--- Rows ---

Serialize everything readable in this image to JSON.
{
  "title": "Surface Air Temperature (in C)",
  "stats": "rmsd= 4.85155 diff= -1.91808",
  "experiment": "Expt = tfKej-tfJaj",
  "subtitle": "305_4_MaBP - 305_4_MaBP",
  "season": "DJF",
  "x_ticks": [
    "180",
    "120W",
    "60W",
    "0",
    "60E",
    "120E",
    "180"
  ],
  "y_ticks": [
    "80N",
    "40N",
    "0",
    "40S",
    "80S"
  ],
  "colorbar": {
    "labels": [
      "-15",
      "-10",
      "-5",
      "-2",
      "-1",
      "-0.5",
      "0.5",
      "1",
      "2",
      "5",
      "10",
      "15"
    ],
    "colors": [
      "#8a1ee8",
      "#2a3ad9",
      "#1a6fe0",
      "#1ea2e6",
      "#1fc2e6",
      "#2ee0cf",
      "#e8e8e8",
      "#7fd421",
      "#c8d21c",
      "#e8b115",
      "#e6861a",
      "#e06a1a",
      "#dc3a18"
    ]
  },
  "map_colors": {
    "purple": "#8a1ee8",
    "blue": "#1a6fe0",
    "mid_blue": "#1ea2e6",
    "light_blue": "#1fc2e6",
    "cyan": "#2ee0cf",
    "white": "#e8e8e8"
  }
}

---

Goal
Every line of the records above needs to be given again exactly.

The result
Serialize everything readable in this image to JSON.
{
  "title": "Surface Air Temperature (in C)",
  "stats": "rmsd= 4.85155 diff= -1.91808",
  "experiment": "Expt = tfKej-tfJaj",
  "subtitle": "305_4_MaBP - 305_4_MaBP",
  "season": "DJF",
  "x_ticks": [
    "180",
    "120W",
    "60W",
    "0",
    "60E",
    "120E",
    "180"
  ],
  "y_ticks": [
    "80N",
    "40N",
    "0",
    "40S",
    "80S"
  ],
  "colorbar": {
    "labels": [
      "-15",
      "-10",
      "-5",
      "-2",
      "-1",
      "-0.5",
      "0.5",
      "1",
      "2",
      "5",
      "10",
      "15"
    ],
    "colors": [
      "#8a1ee8",
      "#2a3ad9",
      "#1a6fe0",
      "#1ea2e6",
      "#1fc2e6",
      "#2ee0cf",
      "#e8e8e8",
      "#7fd421",
      "#c8d21c",
      "#e8b115",
      "#e6861a",
      "#e06a1a",
      "#dc3a18"
    ]
  },
  "map_colors": {
    "purple": "#8a1ee8",
    "blue": "#1a6fe0",
    "mid_blue": "#1ea2e6",
    "light_blue": "#1fc2e6",
    "cyan": "#2ee0cf",
    "white": "#e8e8e8"
  }
}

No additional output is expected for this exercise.